▶ _PROBLEMA BREVE 1_
Enumera las personas o personajes que el texto sobre los seriales menciona por su nombre propio.
▶ _PROBLEMA BREVE 2_
Prosigue el texto sobre los seriales a partir de su última oración.
── DOCUMENTO FUENTE ──
No es que yo la haya leído: No conozco a nadie que lo haya hecho en estos últimos siglos, pero su estructura es la misma que las telenovelas, radionovelas y novelas por entregas en general; novelerías que diría nuestro Quijote, que ya había por cientos en su época. Y tampoco pensemos que las novelas que se publicaban en los periódicos hace dos siglos debían de ser muy diferentes. Al fin y al cabo, a Don Benito Pérez Galdós le llamaban Benito El Garbancero precisamente porque publicó algunas de sus novelas por entregas en los diarios de la época, y, cuando se lo reprocharon, él respondió que "Había que ganarse los garbanzos". Garbancero, pues.

Así que los seriales son lo que son. Pero de vez en cuando, como las grandes novelas de Galdós publicadas "a cachitos" en los periódicos de hace dos siglos, hay alguna historia por entregas -por episodios- muy bien ambientada, muy interesante, muy crónica de la época magistralmente hecha. Y ésa fue Amar en tiempos revueltos, mientras duró, como lo ha sido Cuéntame cómo pasó, -otra época pero el mismo formato-. 

Lo malo de las cosas bien hechas, a veces, es que los que las hacen no saben parar, y son tan populares que no resisten la tentación de seguir ordeñando la vaca mientras tenga leche. O, como ocurrió con Amar en tiempos revueltos: La serie cambió de cadena, y la nueva le cambió el estilo y comenzó a parecerse menos a una muy interesante y muy documentada crónica de la época y más a una telenovela de amores imposibles, tardíos o, simplemente, enrevesados, sin chicha ni limoná ni fundamento, como diría nuestro Arguiñano.
───
── LISTADO DE DATOS ──
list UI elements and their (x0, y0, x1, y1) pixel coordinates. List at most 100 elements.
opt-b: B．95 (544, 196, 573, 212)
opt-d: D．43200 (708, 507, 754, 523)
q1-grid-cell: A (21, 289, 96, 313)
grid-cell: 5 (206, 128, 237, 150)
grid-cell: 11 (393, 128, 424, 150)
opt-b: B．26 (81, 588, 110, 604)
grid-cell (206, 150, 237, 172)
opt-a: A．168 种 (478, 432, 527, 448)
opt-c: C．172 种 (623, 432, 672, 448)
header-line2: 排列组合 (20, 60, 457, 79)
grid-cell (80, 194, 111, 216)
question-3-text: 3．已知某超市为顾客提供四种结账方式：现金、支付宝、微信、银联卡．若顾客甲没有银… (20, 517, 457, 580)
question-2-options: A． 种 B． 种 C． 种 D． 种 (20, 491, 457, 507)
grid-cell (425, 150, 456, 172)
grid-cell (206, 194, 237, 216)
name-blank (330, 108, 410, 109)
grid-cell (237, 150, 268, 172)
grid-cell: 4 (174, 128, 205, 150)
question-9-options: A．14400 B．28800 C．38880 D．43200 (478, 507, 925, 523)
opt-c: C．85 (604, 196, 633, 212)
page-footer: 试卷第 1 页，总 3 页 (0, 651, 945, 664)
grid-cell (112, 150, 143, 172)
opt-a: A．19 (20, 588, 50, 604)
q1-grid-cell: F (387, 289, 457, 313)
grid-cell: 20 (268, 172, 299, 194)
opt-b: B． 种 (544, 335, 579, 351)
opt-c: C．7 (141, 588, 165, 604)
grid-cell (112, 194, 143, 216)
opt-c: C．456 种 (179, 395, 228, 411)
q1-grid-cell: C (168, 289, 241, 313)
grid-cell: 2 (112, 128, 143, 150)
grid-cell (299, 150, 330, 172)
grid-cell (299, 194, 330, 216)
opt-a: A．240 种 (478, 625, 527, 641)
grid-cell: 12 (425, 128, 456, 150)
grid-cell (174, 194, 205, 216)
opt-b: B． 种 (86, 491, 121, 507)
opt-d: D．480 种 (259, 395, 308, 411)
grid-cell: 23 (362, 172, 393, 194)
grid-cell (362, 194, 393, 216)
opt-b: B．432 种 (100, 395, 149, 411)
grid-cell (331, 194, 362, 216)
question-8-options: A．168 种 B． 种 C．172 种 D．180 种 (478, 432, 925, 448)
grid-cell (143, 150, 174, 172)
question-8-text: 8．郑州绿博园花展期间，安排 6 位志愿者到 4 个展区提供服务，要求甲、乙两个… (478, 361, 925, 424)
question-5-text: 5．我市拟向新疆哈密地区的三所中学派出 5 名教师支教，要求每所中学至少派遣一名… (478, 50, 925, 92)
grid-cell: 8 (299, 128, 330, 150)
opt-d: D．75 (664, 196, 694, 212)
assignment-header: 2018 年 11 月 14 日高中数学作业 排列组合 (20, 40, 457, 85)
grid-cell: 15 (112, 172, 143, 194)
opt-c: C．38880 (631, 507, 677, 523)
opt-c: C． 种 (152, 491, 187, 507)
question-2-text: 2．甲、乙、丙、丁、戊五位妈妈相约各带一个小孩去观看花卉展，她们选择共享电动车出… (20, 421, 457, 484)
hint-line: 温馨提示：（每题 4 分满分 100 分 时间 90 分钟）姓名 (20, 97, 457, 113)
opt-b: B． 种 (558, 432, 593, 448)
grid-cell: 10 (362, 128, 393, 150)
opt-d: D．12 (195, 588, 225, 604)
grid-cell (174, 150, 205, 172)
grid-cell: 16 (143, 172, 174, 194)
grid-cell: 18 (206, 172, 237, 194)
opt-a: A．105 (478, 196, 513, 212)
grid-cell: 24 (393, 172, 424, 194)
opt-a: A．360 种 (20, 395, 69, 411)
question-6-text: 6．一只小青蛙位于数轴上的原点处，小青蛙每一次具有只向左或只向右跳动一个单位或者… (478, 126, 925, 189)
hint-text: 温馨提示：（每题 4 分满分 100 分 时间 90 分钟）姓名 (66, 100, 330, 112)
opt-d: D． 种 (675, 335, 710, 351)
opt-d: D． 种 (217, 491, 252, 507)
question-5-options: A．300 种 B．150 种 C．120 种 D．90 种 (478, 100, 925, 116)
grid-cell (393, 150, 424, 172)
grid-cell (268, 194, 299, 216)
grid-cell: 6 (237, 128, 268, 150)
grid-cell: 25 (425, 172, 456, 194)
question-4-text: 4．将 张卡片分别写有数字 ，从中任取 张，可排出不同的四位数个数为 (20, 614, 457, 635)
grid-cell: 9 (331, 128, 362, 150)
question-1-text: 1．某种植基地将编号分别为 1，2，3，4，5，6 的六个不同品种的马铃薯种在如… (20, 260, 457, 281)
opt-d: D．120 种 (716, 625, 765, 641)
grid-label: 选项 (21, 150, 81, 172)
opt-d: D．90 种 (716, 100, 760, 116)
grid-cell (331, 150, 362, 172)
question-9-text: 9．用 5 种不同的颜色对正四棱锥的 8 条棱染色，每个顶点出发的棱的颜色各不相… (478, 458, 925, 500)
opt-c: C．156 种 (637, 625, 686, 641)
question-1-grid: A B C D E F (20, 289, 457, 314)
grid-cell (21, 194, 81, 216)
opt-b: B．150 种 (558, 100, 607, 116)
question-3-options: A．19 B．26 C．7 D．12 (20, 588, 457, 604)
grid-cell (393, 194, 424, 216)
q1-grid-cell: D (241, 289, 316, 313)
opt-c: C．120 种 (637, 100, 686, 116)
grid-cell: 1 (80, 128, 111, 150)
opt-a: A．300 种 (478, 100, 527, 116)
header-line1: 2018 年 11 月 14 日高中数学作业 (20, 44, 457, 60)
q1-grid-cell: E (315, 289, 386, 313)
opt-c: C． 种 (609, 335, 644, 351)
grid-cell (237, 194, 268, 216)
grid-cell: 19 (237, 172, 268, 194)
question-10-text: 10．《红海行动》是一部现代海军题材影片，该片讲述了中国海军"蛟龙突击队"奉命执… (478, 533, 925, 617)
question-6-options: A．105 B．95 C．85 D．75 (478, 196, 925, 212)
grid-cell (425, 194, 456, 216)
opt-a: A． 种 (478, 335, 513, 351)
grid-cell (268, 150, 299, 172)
───
▶ _RESULTADO FINAL 1_
Quijote, Benito Pérez Galdós y Arguiñano.

▶ _RESULTADO FINAL 2_
Pero los que estábamos enganchados por la crónica de la época seguimos viéndola, en parte por inercia, (se dormita muy bien en el sofá con una serie que "avanza" muy despacio: aunque te quedes traspuesto un ratito, cuando te despiertas no te has perdido gran cosa), y en parte porque, mal que bien, no pueden perder todo su sentido original y, entre traiciones y desdenes, algo van contando de la época que reflejan. 

Y así he llegado a esta semana, en la que la novela llegaba al año 1977: Ya se veía venir, y tenía curiosidad por ver cómo contaban lo que ocurrió en mi barrio justo ese 24 de enero; porque para mí no fue sólo la matanza de unos abogados de mi partido y mi sindicato: Fue más todavía. Fue la matanza de unos abogados que tenían su despacho en mi barrio; a trescientos metros de la tienda de mi padre en el mercado de Antón Martín; casi enfrente de mi academia de banca; en la misma acera y la misma manzana que el piso del SEK donde estudié COU; a quinientos metros de mi casa en la calle del Salitre. Los podía haber visto yo entrar en el portal al salir de la academia de banca si hubiera ocurrido unos años antes; podía haber compartido con ellos la barra de un bar en Atocha o  Santa Isabel, y quizás lo había hecho, porque la costumbre al salir de las reuniones -todavía clandestinas- de partido y sindicato era tomar unos vinos para seguir hablando de política en los bares de Atocha, del Puente de Vallecas o de las calles de la Cruz y Espoz y Mina, cada vez en un sitio, sin discriminaciones. Quizá, para familiarizarse con el barrio, habían comprado unos gallos en la pescadería de mi padre, o unas manzanas en la frutería de mi amigo Abraham, comunista como yo. Eso sí que hubiera sido una terrible paradoja.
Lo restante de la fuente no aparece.